- **YOUR GOAL**: Send back all the data below, exactly as given.
--- BEGIN MATERIAL SUPPLIED ---
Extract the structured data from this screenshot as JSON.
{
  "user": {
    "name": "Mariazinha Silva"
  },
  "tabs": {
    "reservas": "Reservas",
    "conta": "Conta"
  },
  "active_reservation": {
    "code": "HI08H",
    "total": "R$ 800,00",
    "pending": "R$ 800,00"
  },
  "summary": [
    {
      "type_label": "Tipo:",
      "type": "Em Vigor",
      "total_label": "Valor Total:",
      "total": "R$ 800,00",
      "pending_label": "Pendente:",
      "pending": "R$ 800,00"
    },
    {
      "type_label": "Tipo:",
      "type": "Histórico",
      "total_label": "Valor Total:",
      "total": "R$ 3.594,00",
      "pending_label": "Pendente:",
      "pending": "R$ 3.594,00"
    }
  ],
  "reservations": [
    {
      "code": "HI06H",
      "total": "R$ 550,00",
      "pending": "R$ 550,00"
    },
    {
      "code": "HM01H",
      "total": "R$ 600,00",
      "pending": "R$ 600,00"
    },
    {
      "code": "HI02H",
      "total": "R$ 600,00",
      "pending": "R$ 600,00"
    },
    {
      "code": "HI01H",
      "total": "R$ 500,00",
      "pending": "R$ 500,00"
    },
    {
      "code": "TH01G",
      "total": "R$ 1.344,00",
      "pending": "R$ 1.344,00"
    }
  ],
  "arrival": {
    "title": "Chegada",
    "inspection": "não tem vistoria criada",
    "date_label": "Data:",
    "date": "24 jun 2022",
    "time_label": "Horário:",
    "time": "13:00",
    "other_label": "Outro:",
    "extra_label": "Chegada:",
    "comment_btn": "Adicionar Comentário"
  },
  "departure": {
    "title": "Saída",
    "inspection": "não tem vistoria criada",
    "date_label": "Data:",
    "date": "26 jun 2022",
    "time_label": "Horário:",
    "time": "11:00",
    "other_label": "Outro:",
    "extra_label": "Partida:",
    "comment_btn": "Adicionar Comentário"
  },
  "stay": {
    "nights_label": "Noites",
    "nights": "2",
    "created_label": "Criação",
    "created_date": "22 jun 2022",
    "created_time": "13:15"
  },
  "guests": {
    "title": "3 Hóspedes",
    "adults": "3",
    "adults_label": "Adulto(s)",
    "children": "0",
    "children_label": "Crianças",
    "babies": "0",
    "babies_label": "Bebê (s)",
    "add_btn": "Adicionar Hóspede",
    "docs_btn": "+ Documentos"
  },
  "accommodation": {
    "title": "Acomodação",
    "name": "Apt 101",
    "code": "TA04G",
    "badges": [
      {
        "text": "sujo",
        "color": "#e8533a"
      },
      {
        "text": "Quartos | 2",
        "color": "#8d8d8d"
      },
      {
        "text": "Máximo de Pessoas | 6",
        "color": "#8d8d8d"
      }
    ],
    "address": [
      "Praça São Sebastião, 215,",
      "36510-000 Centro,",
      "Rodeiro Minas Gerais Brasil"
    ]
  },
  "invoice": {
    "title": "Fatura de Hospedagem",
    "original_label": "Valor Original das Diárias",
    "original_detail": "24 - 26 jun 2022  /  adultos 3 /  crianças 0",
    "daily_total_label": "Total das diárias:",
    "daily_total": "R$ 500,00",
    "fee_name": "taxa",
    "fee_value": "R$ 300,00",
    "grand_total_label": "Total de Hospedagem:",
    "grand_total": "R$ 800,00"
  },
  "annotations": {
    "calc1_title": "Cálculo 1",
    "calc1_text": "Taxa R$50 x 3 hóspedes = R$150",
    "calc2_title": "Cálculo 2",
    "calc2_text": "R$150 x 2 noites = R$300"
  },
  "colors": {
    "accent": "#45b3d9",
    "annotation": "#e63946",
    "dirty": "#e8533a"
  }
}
--- END MATERIAL SUPPLIED ---
- **ANSWER TO THE TASK**:
Extract the structured data from this screenshot as JSON.
{
  "user": {
    "name": "Mariazinha Silva"
  },
  "tabs": {
    "reservas": "Reservas",
    "conta": "Conta"
  },
  "active_reservation": {
    "code": "HI08H",
    "total": "R$ 800,00",
    "pending": "R$ 800,00"
  },
  "summary": [
    {
      "type_label": "Tipo:",
      "type": "Em Vigor",
      "total_label": "Valor Total:",
      "total": "R$ 800,00",
      "pending_label": "Pendente:",
      "pending": "R$ 800,00"
    },
    {
      "type_label": "Tipo:",
      "type": "Histórico",
      "total_label": "Valor Total:",
      "total": "R$ 3.594,00",
      "pending_label": "Pendente:",
      "pending": "R$ 3.594,00"
    }
  ],
  "reservations": [
    {
      "code": "HI06H",
      "total": "R$ 550,00",
      "pending": "R$ 550,00"
    },
    {
      "code": "HM01H",
      "total": "R$ 600,00",
      "pending": "R$ 600,00"
    },
    {
      "code": "HI02H",
      "total": "R$ 600,00",
      "pending": "R$ 600,00"
    },
    {
      "code": "HI01H",
      "total": "R$ 500,00",
      "pending": "R$ 500,00"
    },
    {
      "code": "TH01G",
      "total": "R$ 1.344,00",
      "pending": "R$ 1.344,00"
    }
  ],
  "arrival": {
    "title": "Chegada",
    "inspection": "não tem vistoria criada",
    "date_label": "Data:",
    "date": "24 jun 2022",
    "time_label": "Horário:",
    "time": "13:00",
    "other_label": "Outro:",
    "extra_label": "Chegada:",
    "comment_btn": "Adicionar Comentário"
  },
  "departure": {
    "title": "Saída",
    "inspection": "não tem vistoria criada",
    "date_label": "Data:",
    "date": "26 jun 2022",
    "time_label": "Horário:",
    "time": "11:00",
    "other_label": "Outro:",
    "extra_label": "Partida:",
    "comment_btn": "Adicionar Comentário"
  },
  "stay": {
    "nights_label": "Noites",
    "nights": "2",
    "created_label": "Criação",
    "created_date": "22 jun 2022",
    "created_time": "13:15"
  },
  "guests": {
    "title": "3 Hóspedes",
    "adults": "3",
    "adults_label": "Adulto(s)",
    "children": "0",
    "children_label": "Crianças",
    "babies": "0",
    "babies_label": "Bebê (s)",
    "add_btn": "Adicionar Hóspede",
    "docs_btn": "+ Documentos"
  },
  "accommodation": {
    "title": "Acomodação",
    "name": "Apt 101",
    "code": "TA04G",
    "badges": [
      {
        "text": "sujo",
        "color": "#e8533a"
      },
      {
        "text": "Quartos | 2",
        "color": "#8d8d8d"
      },
      {
        "text": "Máximo de Pessoas | 6",
        "color": "#8d8d8d"
      }
    ],
    "address": [
      "Praça São Sebastião, 215,",
      "36510-000 Centro,",
      "Rodeiro Minas Gerais Brasil"
    ]
  },
  "invoice": {
    "title": "Fatura de Hospedagem",
    "original_label": "Valor Original das Diárias",
    "original_detail": "24 - 26 jun 2022  /  adultos 3 /  crianças 0",
    "daily_total_label": "Total das diárias:",
    "daily_total": "R$ 500,00",
    "fee_name": "taxa",
    "fee_value": "R$ 300,00",
    "grand_total_label": "Total de Hospedagem:",
    "grand_total": "R$ 800,00"
  },
  "annotations": {
    "calc1_title": "Cálculo 1",
    "calc1_text": "Taxa R$50 x 3 hóspedes = R$150",
    "calc2_title": "Cálculo 2",
    "calc2_text": "R$150 x 2 noites = R$300"
  },
  "colors": {
    "accent": "#45b3d9",
    "annotation": "#e63946",
    "dirty": "#e8533a"
  }
}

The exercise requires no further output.